##### DATA LINES #####

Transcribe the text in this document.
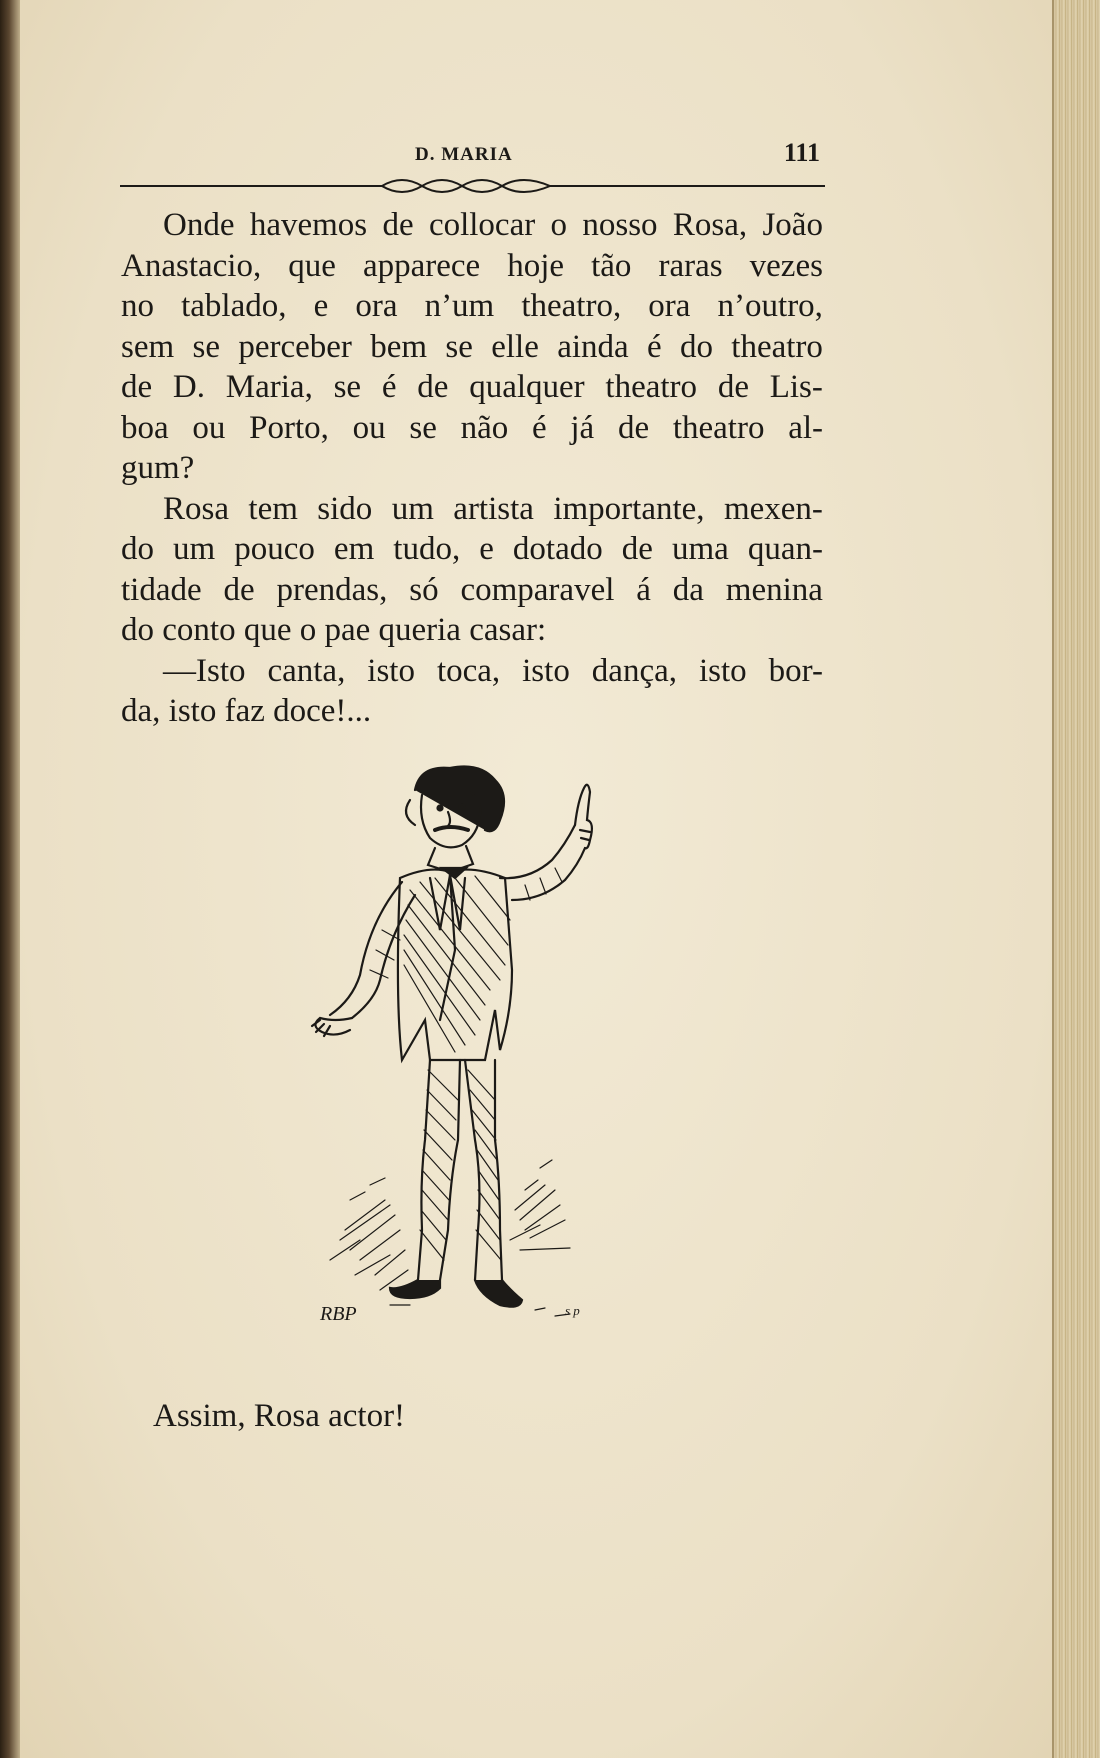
D. MARIA	111
Onde havemos de collocar o nosso Rosa, João
Anastacio, que apparece hoje tão raras vezes
no tablado, e ora n’um theatro, ora n’outro,
sem se perceber bem se elle ainda é do theatro
de D. Maria, se é de qualquer theatro de Lis-
boa ou Porto, ou se não é já de theatro al-
gum?
Rosa tem sido um artista importante, mexen-
do um pouco em tudo, e dotado de uma quan-
tidade de prendas, só comparavel á da menina
do conto que o pae queria casar:
—Isto canta, isto toca, isto dança, isto bor-
da, isto faz doce!...
RBP	s p
Assim, Rosa actor!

#####

▶ [EXERCISE PROMPT]
Using the listing, collect all lines in which the string "isto" is found.

▶ [WRITTEN SOLUTION]
—Isto canta, isto toca, isto dança, isto bor-
da, isto faz doce!...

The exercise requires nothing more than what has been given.